(Items from a figure collection)
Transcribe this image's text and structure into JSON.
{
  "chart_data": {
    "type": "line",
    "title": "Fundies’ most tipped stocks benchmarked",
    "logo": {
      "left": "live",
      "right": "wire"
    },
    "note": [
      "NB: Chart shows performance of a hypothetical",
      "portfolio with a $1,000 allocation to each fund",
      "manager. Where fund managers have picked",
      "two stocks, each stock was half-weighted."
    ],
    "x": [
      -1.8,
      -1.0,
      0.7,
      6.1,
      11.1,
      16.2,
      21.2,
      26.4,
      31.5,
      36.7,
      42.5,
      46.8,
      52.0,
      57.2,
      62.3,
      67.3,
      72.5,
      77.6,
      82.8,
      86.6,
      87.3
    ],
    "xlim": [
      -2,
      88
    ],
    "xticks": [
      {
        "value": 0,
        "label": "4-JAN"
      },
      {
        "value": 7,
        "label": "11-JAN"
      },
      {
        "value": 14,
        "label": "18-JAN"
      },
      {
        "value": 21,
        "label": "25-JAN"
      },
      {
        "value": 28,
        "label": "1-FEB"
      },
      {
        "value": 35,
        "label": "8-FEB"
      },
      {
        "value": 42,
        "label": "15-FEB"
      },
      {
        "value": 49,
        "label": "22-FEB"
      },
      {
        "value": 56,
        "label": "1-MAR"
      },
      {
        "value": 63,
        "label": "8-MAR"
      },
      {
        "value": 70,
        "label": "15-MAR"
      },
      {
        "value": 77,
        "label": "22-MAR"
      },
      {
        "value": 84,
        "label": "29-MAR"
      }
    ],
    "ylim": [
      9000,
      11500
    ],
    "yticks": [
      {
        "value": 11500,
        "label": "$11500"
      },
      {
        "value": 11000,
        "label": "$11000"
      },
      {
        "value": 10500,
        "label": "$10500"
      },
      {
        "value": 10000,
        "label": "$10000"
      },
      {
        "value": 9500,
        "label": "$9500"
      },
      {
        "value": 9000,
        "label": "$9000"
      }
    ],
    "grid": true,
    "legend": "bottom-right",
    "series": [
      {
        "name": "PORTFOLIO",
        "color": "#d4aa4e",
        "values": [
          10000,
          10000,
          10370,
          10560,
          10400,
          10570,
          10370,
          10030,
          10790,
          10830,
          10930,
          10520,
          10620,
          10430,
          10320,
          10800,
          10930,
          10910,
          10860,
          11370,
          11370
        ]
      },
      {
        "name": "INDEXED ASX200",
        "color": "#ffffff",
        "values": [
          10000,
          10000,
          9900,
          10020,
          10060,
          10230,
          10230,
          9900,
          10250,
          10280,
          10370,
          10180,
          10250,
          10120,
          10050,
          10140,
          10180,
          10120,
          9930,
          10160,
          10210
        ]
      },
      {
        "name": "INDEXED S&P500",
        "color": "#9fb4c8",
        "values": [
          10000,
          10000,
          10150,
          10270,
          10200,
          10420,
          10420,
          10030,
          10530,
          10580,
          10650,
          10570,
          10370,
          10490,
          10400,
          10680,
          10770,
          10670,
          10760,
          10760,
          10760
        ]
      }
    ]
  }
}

Aim: Filter the records above for "stocks" and copy every matching line.

Answer in full:
    "title": "Fundies’ most tipped stocks benchmarked",
      "two stocks, each stock was half-weighted."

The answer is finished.